Items from a data source
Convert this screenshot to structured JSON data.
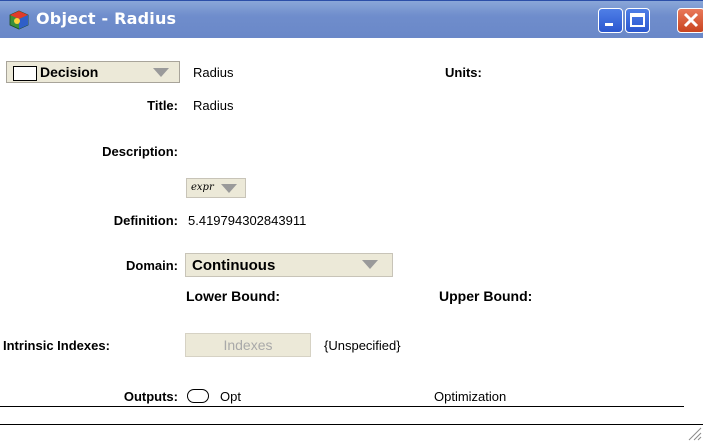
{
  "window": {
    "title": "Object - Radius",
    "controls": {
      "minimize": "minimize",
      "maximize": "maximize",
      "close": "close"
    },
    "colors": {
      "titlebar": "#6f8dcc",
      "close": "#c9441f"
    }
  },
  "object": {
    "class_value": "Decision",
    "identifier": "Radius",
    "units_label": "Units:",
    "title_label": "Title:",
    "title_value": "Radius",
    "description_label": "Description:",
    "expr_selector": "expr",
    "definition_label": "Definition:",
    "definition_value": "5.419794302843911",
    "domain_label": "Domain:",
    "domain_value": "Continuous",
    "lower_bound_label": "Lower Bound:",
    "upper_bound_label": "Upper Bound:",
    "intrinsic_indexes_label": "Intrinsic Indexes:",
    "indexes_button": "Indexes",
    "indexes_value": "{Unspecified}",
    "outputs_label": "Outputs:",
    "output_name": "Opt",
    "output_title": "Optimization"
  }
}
--
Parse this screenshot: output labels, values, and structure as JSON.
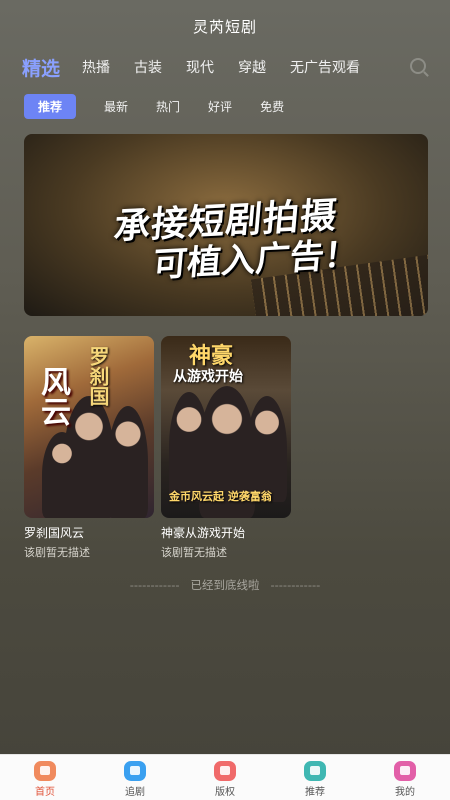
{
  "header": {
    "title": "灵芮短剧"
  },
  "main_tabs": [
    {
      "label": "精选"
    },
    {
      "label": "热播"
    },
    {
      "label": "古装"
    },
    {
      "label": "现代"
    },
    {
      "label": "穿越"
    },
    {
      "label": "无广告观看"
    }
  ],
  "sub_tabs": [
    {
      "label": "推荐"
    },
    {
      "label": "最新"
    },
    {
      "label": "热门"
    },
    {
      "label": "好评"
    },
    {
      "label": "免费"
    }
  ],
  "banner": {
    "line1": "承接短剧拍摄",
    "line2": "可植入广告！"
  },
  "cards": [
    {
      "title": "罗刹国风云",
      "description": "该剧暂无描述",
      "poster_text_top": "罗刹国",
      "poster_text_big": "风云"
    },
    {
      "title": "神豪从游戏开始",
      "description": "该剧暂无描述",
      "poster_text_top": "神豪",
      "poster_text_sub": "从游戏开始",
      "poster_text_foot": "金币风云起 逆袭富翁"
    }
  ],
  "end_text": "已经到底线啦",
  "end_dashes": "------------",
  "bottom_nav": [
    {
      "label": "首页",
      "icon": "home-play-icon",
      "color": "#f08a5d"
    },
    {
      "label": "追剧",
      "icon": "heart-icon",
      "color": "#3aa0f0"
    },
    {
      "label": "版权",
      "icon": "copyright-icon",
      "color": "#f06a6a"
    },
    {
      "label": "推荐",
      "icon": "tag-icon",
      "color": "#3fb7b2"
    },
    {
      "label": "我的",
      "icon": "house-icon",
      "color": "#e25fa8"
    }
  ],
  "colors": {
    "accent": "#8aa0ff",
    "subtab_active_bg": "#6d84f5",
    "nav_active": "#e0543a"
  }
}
---
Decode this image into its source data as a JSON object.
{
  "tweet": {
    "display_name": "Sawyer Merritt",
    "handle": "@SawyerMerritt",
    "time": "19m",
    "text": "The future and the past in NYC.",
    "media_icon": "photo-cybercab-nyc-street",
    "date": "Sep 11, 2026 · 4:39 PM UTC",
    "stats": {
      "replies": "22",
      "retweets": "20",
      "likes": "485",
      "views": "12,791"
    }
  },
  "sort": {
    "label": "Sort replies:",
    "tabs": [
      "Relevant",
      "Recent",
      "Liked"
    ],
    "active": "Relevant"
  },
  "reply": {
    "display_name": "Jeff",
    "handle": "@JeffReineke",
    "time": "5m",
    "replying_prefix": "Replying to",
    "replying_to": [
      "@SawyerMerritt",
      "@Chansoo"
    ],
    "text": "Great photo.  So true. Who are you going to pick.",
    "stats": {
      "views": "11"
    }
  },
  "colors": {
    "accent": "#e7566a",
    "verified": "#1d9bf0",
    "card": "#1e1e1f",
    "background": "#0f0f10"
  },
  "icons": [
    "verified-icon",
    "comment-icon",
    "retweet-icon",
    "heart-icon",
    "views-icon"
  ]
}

_To be done_
Go through the listing above and work out how many lines contain the string "Bound". Reply with the number alone.

_The answer_
2